_TO DO_
State how many lines in these records contain the word "在重读音节中", and nothing else.

_GIVEN ENTRIES_

........

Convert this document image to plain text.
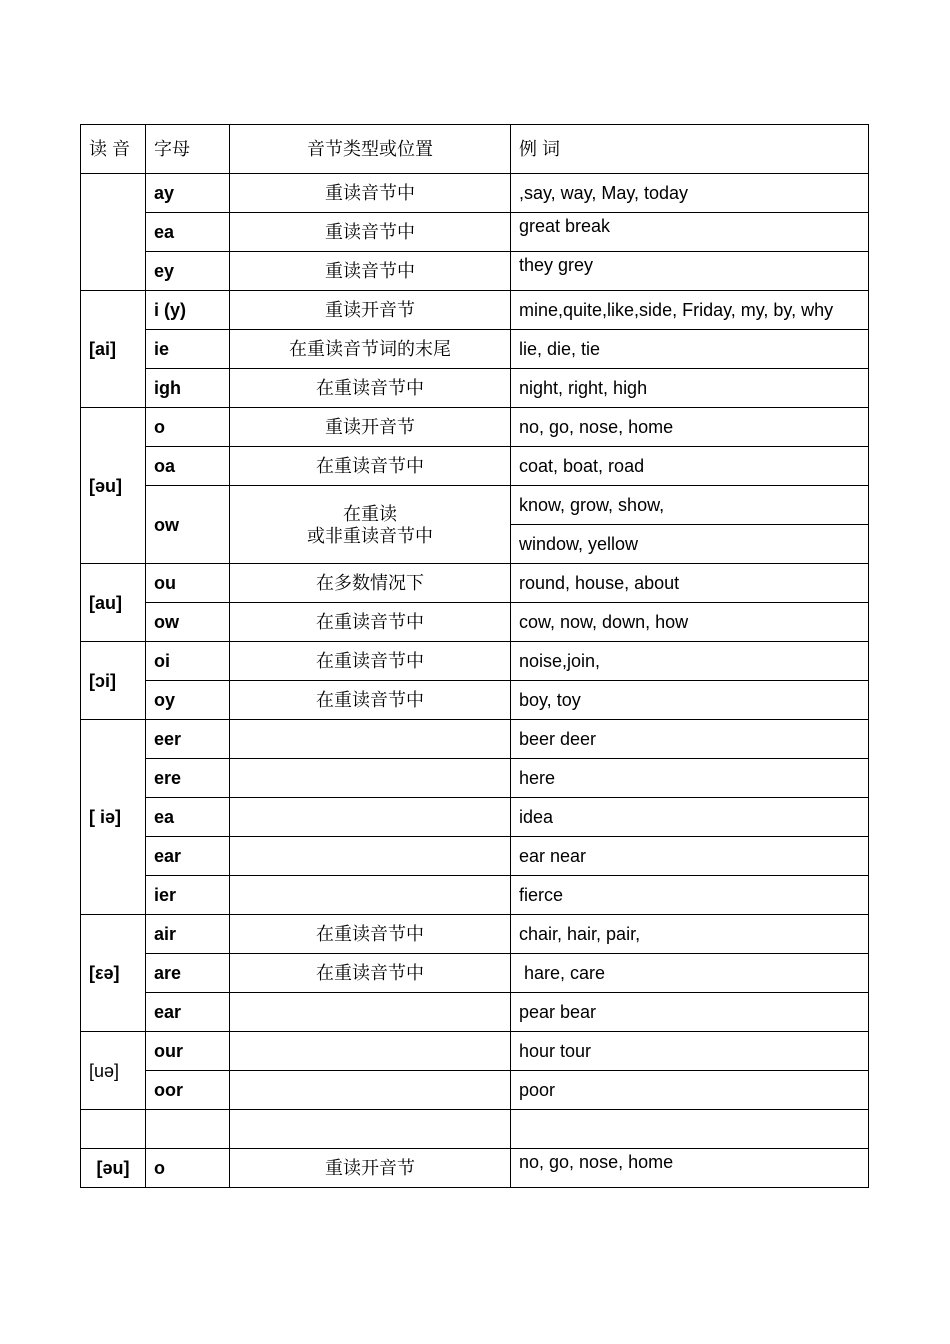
读 音	字母	音节类型或位置	例 词
	ay	重读音节中	,say, way, May, today
	ea	重读音节中	great break
	ey	重读音节中	they grey
[ai]	i (y)	重读开音节	mine,quite,like,side, Friday, my, by, why
	ie	在重读音节词的末尾	lie, die, tie
	igh	在重读音节中	night, right, high
[əu]	o	重读开音节	no, go, nose, home
	oa	在重读音节中	coat, boat, road
	ow	在重读
或非重读音节中	know, grow, show,
			window, yellow
[au]	ou	在多数情况下	round, house, about
	ow	在重读音节中	cow, now, down, how
[ɔi]	oi	在重读音节中	noise,join,
	oy	在重读音节中	boy, toy
[ iə]	eer		beer deer
	ere		here
	ea		idea
	ear		ear near
	ier		fierce
[εə]	air	在重读音节中	chair, hair, pair,
	are	在重读音节中	hare, care
	ear		pear bear
[uə]	our		hour tour
	oor		poor

[əu]	o	重读开音节	no, go, nose, home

........

_ANSWER TO THE PROBLEM_
7